**Do this:** Transcribe the passage of the game review starting at "During gameplay you" and ending at "work equally well.".

**Source extract:**
=-=-=

During gameplay you can change between the animals at your will, granting you the ability of each animal. All puzzles beyond the introduction need a combination of the powers to succeed. In terms of controls there’s not many to learn. You can use your power, jump, move or switch animal. There’s 360 controller input on the PC which I used but keyboard and mouse work equally well.
The story isn’t that complex at all and it won’t win any awards for it’s lacklustre attempt at one. Created by a soviet scientist the levels are a way of testing the animals abilities. Until you manage to escape to an older lab and start to make your own way. The story does develop a little further on down the line but I had a big problem with the abrupt end of the game which seems to have been stitched on just to finish the levels.
The levels themselves aren’t too challenging, you can work out what you need to do fairly quickly and the only challenge comes from the dexterity parts where you’re trying to keep a ball from falling off the edges. There are combat sections that see enemies attack you while you have to defend an ally. These are a nice break between the levels but eventually also become repetitive. There’s little difference between each fight, and while parts can get frenzied when a big baddy comes along overall the fights are fairly easy.

=-=-=

**Supplied data:**

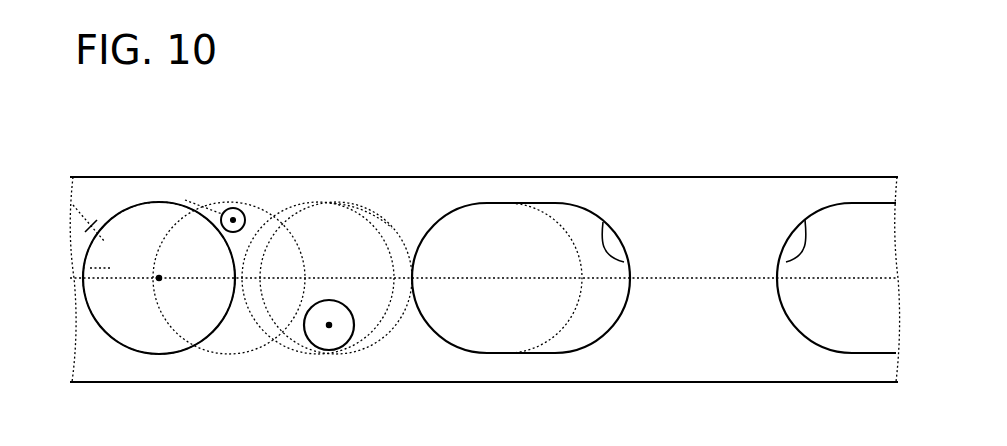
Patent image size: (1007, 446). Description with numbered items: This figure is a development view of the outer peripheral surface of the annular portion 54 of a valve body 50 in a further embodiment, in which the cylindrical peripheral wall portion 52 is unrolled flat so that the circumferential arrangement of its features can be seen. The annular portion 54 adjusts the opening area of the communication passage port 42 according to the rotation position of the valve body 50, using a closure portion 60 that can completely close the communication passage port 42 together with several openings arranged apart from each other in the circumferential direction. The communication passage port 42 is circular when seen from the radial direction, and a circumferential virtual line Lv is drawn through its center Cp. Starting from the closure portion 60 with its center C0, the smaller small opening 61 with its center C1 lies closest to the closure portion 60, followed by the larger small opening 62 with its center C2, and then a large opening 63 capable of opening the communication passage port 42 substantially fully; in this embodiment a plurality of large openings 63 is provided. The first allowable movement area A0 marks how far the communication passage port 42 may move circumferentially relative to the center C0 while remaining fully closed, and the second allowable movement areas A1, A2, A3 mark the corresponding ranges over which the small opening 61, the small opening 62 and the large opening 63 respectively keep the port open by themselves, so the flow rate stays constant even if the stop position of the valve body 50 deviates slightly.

=-=-=

**Problem solution:**
During gameplay you can change between the animals at your will, granting you the ability of each animal. All puzzles beyond the introduction need a combination of the powers to succeed. In terms of controls there’s not many to learn. You can use your power, jump, move or switch animal. There’s 360 controller input on the PC which I used but keyboard and mouse work equally well.